§ Description of the task
Gather all lines containing the string "flag" and copy them out.

§ Data records
○ ○ ○

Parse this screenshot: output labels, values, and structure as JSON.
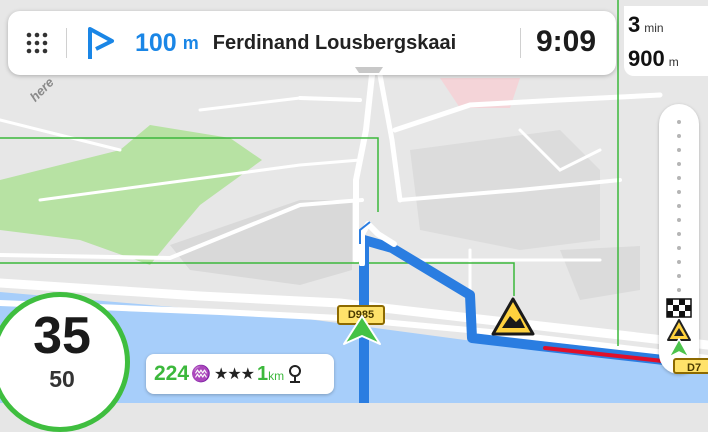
{
  "instruction": {
    "distance_value": "100",
    "distance_unit": "m",
    "street": "Ferdinand Lousbergskaai"
  },
  "arrival_time": "9:09",
  "remaining": {
    "time_value": "3",
    "time_unit": "min",
    "distance_value": "900",
    "distance_unit": "m"
  },
  "speed": {
    "current": "35",
    "limit": "50"
  },
  "info_pill": {
    "count": "224",
    "stars": "★★★",
    "distance_value": "1",
    "distance_unit": "km"
  },
  "road_shields": {
    "d985": "D985",
    "d7": "D7"
  },
  "map_watermark": "here",
  "icons": {
    "menu": "menu-grid-icon",
    "turn": "turn-right-flag-icon",
    "eco": "eco-icon",
    "parking": "parking-icon",
    "destination": "checkered-flag-icon",
    "warning": "road-hazard-warning-icon",
    "position": "gps-position-arrow-icon"
  },
  "colors": {
    "route": "#2a7de1",
    "accent_blue": "#1a86e6",
    "speed_ring": "#3fbe3f",
    "water": "#a5cdfb",
    "park": "#b6e3a2",
    "traffic_red": "#e0102a"
  }
}
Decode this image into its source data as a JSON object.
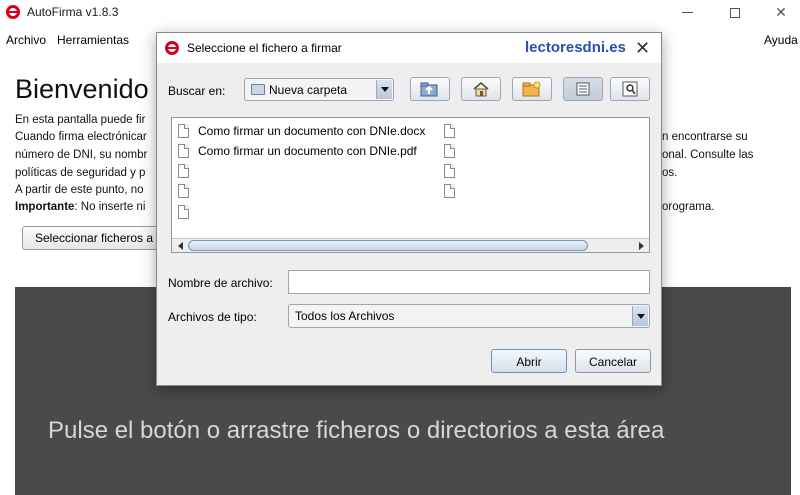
{
  "window": {
    "title": "AutoFirma v1.8.3",
    "controls": {
      "minimize": "─",
      "close": "✕"
    }
  },
  "menu": {
    "file": "Archivo",
    "tools": "Herramientas",
    "help": "Ayuda"
  },
  "main": {
    "welcome": "Bienvenido",
    "lines": [
      "En esta pantalla puede fir",
      "Cuando firma electrónicar",
      "número de DNI, su nombr",
      "políticas de seguridad y p",
      "A partir de este punto, no"
    ],
    "important_label": "Importante",
    "important_text": ": No inserte ni",
    "right_fragments": [
      "n encontrarse su",
      "onal. Consulte las",
      "os.",
      "orograma."
    ],
    "select_button": "Seleccionar ficheros a",
    "drop_hint": "Pulse el botón o arrastre ficheros o directorios a esta área"
  },
  "dialog": {
    "title": "Seleccione el fichero a firmar",
    "watermark": "lectoresdni.es",
    "close": "✕",
    "look_in_label": "Buscar en:",
    "look_in_value": "Nueva carpeta",
    "files": [
      "Como firmar un documento con DNIe.docx",
      "Como firmar un documento con DNIe.pdf"
    ],
    "filename_label": "Nombre de archivo:",
    "filename_value": "",
    "filetype_label": "Archivos de tipo:",
    "filetype_value": "Todos los Archivos",
    "open_button": "Abrir",
    "cancel_button": "Cancelar",
    "toolbar_icons": [
      "up-folder-icon",
      "home-icon",
      "new-folder-icon",
      "list-view-icon",
      "details-view-icon"
    ]
  },
  "colors": {
    "accent": "#d6001c",
    "watermark": "#2a4fb6",
    "drop_area": "#4a4a4a"
  }
}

○ ○ ○

§ Correct response
    "turn": "turn-right-flag-icon",
    "destination": "checkered-flag-icon",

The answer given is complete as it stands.